start SOURCE RECORDS

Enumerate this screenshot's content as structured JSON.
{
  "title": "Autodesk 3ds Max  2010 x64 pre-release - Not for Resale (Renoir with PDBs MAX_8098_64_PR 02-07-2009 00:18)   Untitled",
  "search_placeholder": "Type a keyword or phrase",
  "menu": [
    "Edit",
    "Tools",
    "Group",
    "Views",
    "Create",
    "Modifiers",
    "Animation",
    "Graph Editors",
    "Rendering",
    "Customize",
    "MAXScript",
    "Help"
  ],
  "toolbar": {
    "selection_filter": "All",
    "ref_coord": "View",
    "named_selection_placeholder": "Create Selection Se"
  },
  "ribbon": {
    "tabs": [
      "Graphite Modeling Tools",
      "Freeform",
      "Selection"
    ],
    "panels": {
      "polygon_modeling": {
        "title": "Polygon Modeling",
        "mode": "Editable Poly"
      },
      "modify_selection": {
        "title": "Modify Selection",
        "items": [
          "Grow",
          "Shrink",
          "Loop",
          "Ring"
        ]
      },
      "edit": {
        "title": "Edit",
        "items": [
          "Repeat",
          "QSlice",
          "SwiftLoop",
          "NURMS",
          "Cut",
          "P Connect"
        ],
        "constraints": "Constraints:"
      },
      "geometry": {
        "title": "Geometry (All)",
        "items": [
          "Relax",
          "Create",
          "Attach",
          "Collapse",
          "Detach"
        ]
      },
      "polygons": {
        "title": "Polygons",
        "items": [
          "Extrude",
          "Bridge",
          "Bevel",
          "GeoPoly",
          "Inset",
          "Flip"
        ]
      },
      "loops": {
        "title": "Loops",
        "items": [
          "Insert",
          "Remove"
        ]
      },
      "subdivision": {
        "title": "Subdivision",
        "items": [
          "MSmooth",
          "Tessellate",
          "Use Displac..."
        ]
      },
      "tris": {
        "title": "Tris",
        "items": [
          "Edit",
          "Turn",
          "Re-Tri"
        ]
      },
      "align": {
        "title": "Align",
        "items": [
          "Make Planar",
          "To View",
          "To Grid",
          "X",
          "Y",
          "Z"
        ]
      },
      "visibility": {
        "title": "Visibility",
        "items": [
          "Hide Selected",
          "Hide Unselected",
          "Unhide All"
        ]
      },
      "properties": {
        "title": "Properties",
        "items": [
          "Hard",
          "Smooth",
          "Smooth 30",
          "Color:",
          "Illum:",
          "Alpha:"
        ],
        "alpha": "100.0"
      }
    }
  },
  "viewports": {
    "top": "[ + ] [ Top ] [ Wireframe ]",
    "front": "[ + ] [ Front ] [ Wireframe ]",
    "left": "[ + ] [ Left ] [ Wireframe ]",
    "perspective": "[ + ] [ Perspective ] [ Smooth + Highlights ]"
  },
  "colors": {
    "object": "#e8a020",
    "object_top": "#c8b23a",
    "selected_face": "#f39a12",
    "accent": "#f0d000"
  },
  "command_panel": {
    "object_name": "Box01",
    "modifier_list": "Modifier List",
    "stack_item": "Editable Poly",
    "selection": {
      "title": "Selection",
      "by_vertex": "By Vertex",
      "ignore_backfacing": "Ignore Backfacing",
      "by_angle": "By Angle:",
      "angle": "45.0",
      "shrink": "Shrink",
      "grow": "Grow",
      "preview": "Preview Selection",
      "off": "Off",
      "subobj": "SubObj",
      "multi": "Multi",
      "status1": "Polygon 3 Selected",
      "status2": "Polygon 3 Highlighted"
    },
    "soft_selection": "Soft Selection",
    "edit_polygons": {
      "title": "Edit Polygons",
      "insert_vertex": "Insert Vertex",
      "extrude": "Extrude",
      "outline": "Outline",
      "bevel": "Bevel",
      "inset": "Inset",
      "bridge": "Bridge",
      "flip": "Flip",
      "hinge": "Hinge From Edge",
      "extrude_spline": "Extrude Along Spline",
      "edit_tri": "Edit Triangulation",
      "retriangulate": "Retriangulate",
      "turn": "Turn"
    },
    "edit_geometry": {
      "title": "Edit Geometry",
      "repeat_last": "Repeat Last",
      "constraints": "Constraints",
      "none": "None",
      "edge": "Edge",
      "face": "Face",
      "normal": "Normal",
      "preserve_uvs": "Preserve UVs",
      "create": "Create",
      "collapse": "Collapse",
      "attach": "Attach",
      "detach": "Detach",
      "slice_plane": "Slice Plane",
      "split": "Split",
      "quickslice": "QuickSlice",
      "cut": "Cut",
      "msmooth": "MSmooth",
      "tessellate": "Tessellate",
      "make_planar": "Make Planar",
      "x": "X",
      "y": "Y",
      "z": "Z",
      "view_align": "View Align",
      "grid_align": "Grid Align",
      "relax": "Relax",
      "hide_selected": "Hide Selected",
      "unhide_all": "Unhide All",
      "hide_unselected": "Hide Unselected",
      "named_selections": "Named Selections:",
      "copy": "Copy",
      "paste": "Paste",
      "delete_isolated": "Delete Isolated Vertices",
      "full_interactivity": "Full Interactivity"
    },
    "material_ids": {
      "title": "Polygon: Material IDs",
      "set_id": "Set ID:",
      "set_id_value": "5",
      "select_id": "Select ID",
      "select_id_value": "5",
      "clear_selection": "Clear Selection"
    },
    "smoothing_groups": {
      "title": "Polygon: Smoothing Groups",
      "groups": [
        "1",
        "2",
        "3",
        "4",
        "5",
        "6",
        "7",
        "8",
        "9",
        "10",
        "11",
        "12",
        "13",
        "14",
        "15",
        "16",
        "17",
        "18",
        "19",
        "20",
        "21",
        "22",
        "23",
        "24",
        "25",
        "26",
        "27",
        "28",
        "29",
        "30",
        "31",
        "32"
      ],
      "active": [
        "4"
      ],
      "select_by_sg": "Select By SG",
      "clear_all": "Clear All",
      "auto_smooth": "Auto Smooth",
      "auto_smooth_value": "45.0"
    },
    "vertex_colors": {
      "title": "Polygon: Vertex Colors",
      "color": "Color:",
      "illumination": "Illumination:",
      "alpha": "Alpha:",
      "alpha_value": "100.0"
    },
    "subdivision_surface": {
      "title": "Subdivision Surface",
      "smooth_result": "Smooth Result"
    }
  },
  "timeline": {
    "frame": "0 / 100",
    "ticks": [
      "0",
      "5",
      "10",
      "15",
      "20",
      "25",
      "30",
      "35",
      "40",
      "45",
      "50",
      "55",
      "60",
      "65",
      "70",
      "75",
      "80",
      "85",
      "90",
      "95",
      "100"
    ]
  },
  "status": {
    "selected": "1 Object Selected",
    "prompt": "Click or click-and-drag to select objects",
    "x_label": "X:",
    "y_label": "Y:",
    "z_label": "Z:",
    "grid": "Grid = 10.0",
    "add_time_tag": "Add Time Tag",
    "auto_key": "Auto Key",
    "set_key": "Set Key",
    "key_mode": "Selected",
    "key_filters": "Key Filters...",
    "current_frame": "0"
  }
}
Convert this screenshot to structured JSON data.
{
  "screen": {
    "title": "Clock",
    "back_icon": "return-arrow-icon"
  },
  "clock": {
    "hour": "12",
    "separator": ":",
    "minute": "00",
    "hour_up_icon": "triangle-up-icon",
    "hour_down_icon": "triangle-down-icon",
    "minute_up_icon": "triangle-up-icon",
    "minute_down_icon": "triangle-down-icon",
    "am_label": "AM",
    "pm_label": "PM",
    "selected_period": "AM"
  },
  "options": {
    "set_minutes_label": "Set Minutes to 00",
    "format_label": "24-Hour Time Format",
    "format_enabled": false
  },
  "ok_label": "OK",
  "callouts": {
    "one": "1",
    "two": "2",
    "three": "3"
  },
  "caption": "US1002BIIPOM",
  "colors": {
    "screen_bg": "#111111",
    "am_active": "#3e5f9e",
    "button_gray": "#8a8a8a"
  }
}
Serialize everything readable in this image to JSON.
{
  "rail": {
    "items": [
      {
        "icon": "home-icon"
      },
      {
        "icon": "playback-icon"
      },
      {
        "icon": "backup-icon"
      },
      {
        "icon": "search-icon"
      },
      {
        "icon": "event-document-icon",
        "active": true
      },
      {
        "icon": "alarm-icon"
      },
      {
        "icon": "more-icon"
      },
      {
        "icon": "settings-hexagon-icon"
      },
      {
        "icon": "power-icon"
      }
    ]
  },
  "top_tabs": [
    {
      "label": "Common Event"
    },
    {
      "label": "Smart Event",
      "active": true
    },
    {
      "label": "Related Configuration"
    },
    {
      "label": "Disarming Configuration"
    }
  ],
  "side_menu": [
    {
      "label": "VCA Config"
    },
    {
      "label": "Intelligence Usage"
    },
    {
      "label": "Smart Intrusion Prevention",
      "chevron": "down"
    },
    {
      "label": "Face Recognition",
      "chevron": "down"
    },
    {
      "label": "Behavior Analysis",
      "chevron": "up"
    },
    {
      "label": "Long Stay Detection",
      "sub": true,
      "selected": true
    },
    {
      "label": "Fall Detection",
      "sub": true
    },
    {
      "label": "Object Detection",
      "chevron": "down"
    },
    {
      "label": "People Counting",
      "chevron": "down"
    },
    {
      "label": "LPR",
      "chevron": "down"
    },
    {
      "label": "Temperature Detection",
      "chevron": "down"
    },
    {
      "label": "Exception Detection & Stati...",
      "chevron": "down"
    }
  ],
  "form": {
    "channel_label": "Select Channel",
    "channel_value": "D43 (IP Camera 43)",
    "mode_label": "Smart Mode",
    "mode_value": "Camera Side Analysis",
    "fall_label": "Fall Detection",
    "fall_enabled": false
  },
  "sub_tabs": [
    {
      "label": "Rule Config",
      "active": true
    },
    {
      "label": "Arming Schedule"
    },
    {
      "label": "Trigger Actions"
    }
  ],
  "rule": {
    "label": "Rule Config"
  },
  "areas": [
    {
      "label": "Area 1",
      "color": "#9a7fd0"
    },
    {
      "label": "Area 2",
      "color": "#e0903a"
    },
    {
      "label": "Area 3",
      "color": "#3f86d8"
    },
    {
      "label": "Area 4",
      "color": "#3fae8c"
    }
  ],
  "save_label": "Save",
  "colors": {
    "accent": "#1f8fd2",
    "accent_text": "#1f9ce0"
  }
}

end SOURCE RECORDS

**TASK DIRECTIONS:** Locate the word "false" in the entries, and copy every line where it is found.

**ANSWER TO THIS PROBLEM:**
    "format_enabled": false
    "fall_enabled": false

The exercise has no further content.